• _Data supplied_:
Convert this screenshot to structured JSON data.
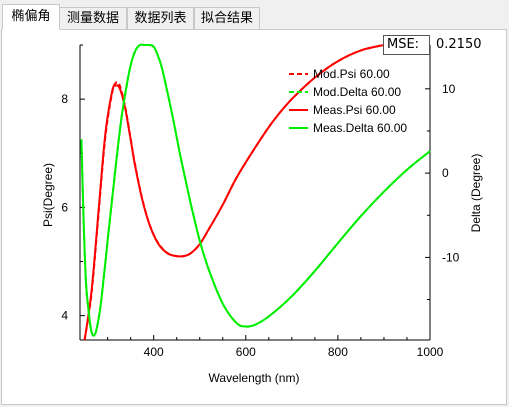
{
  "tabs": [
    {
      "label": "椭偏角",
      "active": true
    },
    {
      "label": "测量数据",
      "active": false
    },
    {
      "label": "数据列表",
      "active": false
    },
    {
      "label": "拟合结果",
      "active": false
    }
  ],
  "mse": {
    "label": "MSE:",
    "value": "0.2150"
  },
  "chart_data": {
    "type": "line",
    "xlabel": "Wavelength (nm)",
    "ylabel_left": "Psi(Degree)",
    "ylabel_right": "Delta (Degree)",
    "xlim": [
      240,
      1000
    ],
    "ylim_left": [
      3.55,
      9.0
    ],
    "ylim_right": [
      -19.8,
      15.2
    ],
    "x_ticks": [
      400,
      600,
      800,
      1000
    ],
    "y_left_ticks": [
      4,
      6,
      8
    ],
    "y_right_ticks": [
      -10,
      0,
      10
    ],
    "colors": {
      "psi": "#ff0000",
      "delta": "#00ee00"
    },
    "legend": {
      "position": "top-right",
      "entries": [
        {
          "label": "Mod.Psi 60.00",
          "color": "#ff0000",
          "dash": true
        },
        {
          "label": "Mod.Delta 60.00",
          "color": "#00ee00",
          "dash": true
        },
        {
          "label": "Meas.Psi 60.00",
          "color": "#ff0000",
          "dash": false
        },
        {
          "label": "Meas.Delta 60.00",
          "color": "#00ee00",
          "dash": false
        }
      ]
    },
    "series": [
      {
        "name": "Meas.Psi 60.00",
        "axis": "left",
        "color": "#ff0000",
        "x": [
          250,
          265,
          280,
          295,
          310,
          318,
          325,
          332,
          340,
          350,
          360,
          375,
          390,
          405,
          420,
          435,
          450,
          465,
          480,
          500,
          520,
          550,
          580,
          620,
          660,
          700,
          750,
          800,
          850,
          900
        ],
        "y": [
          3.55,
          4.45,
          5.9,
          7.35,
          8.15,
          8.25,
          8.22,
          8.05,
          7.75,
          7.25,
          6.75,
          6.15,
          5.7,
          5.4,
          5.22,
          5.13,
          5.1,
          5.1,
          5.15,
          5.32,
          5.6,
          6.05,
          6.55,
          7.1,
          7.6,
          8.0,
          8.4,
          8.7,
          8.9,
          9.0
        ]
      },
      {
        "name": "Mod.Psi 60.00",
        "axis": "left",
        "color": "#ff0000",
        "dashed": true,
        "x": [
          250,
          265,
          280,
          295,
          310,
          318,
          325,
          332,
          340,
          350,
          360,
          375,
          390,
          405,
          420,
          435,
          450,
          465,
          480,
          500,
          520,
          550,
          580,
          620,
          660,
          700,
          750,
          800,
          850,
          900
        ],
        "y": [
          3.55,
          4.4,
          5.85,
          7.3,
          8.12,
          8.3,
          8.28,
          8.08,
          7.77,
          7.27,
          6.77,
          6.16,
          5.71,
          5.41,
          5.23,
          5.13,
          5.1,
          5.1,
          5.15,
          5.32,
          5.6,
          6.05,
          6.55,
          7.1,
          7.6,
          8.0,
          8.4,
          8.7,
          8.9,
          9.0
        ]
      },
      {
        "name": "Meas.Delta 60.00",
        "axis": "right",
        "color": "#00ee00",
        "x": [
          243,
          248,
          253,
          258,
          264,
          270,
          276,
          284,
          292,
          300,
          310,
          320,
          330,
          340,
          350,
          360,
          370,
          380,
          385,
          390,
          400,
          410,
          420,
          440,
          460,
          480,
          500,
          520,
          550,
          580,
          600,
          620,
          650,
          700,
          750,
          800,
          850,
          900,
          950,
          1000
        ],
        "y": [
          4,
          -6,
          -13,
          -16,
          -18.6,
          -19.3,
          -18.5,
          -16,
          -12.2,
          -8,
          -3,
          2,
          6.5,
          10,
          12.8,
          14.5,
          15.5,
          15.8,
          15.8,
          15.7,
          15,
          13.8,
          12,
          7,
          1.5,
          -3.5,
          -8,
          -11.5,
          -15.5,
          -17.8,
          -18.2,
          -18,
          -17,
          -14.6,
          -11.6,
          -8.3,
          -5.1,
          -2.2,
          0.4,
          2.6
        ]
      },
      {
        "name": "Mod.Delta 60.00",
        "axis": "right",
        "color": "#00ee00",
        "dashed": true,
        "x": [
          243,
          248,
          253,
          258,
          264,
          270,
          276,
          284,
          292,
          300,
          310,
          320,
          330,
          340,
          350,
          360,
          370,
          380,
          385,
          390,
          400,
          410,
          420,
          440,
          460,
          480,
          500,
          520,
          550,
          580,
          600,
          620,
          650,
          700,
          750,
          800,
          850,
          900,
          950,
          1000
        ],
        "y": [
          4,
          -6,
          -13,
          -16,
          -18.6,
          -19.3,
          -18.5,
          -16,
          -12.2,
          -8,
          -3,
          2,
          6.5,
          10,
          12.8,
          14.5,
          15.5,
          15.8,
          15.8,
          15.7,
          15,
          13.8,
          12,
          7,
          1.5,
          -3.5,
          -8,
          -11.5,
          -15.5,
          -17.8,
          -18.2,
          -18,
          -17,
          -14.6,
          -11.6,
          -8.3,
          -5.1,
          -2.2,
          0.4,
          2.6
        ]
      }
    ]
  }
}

--

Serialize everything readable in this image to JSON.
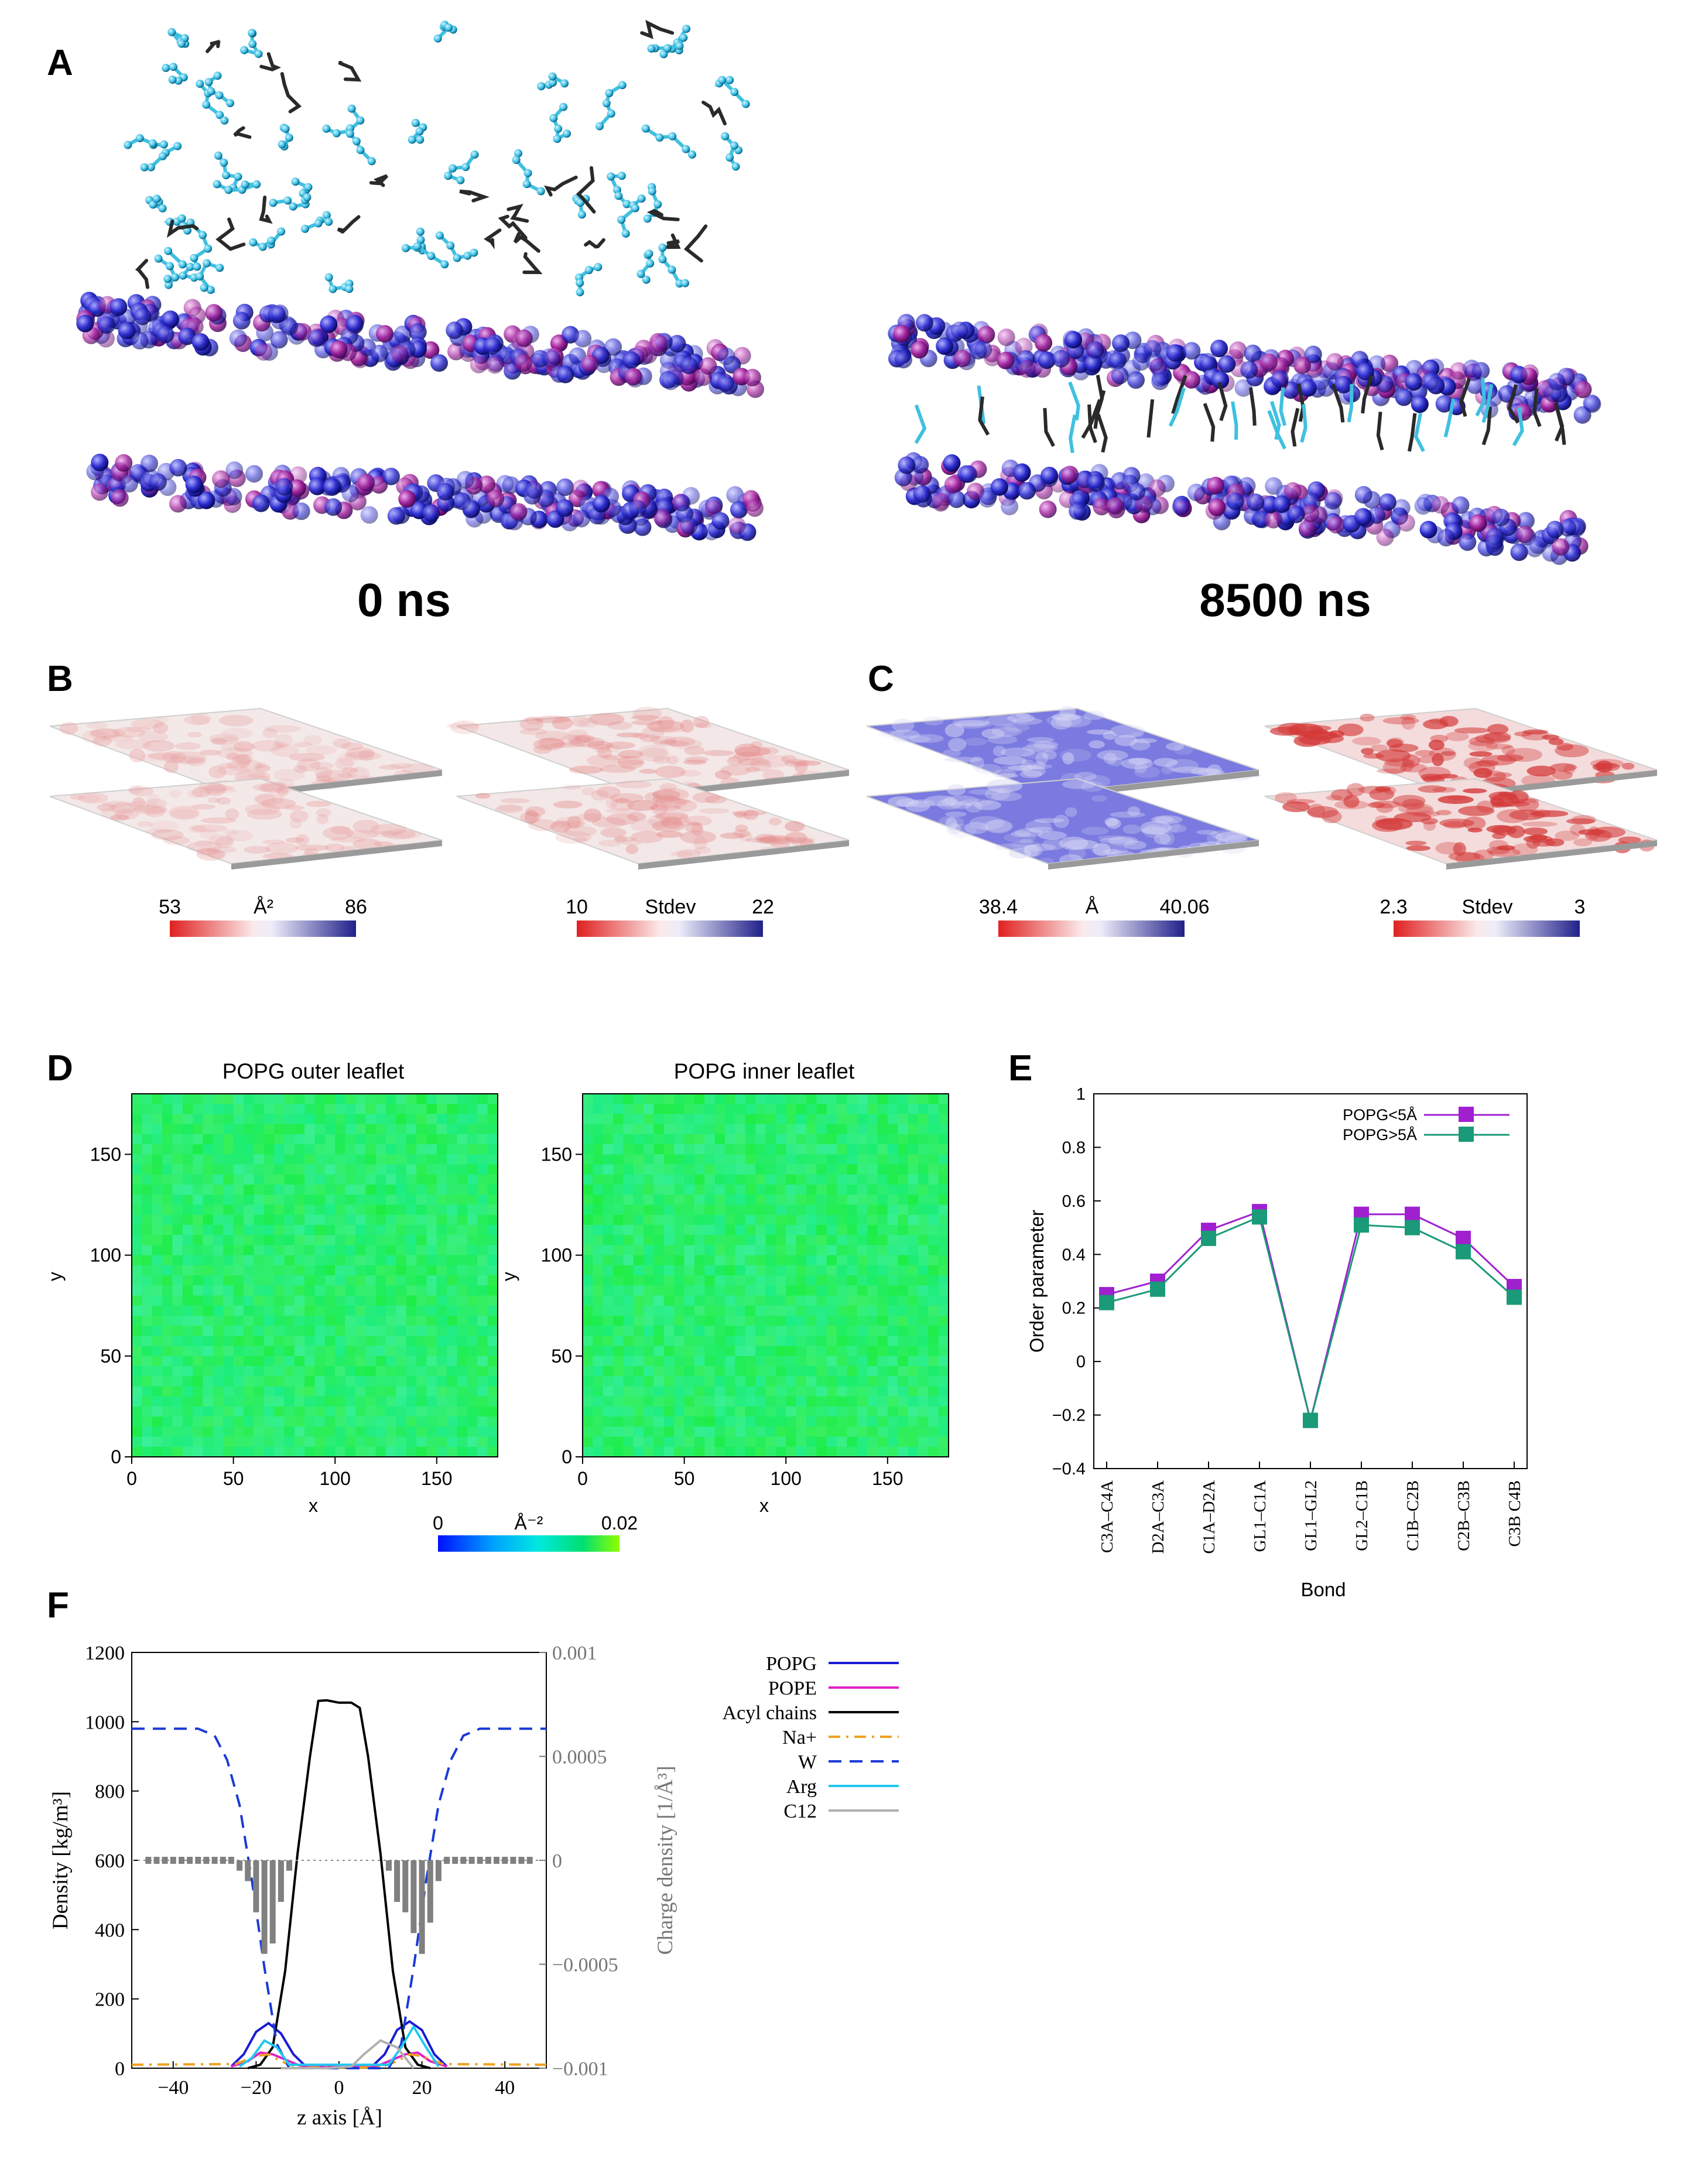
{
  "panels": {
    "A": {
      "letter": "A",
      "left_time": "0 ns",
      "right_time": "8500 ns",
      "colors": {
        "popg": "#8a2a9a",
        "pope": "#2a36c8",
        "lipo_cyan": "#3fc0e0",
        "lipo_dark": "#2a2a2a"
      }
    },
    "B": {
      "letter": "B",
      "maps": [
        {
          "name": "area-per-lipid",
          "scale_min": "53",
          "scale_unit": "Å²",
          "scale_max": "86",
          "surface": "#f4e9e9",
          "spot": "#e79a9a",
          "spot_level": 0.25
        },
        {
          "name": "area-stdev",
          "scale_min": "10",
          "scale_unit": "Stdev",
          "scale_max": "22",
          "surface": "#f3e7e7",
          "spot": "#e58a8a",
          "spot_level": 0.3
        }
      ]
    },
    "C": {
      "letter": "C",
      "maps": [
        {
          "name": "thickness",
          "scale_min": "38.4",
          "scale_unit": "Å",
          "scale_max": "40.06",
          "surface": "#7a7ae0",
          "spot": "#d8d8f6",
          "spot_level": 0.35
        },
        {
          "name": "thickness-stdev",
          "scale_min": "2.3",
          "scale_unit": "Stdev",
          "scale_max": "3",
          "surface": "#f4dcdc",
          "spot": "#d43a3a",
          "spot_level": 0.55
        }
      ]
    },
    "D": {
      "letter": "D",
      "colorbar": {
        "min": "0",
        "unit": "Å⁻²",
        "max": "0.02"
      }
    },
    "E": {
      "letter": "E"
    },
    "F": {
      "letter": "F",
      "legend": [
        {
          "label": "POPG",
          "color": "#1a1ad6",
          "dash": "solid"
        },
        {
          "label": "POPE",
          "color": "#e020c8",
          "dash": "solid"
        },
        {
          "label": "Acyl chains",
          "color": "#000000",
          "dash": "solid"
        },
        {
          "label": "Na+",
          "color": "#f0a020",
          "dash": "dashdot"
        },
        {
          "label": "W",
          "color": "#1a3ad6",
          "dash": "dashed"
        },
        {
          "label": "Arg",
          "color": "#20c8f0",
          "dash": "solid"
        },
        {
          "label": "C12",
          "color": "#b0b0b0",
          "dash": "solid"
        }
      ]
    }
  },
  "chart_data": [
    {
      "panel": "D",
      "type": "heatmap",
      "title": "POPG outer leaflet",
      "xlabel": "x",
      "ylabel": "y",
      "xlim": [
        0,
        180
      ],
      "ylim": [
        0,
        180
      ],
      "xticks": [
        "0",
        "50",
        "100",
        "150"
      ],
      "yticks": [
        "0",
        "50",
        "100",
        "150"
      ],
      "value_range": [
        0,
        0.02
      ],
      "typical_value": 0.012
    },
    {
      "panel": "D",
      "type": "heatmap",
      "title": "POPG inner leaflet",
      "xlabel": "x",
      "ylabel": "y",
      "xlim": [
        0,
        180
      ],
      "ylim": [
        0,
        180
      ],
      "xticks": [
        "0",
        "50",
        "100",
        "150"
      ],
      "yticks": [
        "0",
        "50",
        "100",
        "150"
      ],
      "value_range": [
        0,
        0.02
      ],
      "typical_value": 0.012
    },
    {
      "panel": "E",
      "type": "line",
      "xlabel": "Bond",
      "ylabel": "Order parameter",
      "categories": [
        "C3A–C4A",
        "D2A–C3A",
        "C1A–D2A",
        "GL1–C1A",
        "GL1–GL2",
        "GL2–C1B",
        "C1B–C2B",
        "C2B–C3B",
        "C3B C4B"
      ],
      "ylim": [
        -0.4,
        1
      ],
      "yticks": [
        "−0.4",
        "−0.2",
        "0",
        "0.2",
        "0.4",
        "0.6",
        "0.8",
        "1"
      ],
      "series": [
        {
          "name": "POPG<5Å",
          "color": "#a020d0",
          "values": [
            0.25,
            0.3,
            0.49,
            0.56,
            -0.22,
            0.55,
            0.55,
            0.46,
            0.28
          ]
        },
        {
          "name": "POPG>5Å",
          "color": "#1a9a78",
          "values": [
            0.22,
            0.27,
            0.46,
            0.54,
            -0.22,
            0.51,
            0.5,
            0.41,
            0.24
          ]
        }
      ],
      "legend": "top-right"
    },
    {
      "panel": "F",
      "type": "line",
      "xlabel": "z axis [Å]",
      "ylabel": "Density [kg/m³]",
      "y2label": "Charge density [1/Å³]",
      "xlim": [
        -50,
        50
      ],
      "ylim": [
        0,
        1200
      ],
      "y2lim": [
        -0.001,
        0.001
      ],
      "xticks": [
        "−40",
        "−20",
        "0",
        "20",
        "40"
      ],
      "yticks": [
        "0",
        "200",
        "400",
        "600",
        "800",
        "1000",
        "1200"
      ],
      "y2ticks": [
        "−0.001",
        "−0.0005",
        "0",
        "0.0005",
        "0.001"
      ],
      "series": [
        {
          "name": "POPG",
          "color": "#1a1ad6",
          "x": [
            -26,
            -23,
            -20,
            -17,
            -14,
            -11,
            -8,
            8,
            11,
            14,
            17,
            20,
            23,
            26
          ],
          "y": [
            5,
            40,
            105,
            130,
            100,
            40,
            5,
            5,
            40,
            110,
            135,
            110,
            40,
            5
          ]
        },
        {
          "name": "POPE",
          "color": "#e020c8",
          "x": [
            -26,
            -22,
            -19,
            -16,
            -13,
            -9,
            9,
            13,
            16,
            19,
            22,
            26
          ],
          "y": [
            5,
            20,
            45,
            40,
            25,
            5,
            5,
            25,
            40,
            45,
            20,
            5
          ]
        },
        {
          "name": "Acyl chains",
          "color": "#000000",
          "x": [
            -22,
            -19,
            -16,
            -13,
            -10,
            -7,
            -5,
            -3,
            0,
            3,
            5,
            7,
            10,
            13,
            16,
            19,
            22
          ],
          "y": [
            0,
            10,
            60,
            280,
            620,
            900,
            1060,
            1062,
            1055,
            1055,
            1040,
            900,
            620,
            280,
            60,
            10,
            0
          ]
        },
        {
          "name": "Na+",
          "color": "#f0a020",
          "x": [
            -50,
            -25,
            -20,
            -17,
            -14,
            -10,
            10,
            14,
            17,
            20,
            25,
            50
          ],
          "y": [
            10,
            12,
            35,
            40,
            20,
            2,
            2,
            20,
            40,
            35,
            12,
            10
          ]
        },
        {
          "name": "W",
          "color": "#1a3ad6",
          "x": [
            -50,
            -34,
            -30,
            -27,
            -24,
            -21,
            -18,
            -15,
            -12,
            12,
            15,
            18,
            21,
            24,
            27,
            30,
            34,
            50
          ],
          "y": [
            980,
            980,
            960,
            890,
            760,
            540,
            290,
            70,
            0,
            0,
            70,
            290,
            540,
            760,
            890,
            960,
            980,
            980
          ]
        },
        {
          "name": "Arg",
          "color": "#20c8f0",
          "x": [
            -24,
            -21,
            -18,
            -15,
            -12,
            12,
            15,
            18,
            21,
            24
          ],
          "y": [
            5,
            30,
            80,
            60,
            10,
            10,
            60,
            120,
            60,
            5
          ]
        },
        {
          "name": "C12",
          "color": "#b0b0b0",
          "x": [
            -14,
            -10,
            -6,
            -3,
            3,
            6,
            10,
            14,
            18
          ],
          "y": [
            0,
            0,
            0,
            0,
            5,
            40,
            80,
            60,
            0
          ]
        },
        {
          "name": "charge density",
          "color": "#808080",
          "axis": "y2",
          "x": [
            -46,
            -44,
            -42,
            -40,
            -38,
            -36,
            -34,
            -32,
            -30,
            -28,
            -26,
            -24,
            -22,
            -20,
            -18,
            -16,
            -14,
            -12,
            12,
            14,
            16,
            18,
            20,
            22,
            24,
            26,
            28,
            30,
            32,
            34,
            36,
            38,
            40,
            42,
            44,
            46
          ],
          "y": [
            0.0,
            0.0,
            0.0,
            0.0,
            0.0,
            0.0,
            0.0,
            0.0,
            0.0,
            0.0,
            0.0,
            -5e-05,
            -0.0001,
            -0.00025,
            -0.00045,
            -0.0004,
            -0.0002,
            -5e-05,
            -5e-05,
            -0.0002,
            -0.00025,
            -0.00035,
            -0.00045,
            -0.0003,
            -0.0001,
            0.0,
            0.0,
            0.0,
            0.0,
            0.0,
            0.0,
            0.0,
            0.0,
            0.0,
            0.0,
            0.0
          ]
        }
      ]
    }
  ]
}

• _Task objective_: Write out every line from the entries where "title" appears.

• _Result of the exercise_:
      "title": "POPG outer leaflet",
      "title": "POPG inner leaflet",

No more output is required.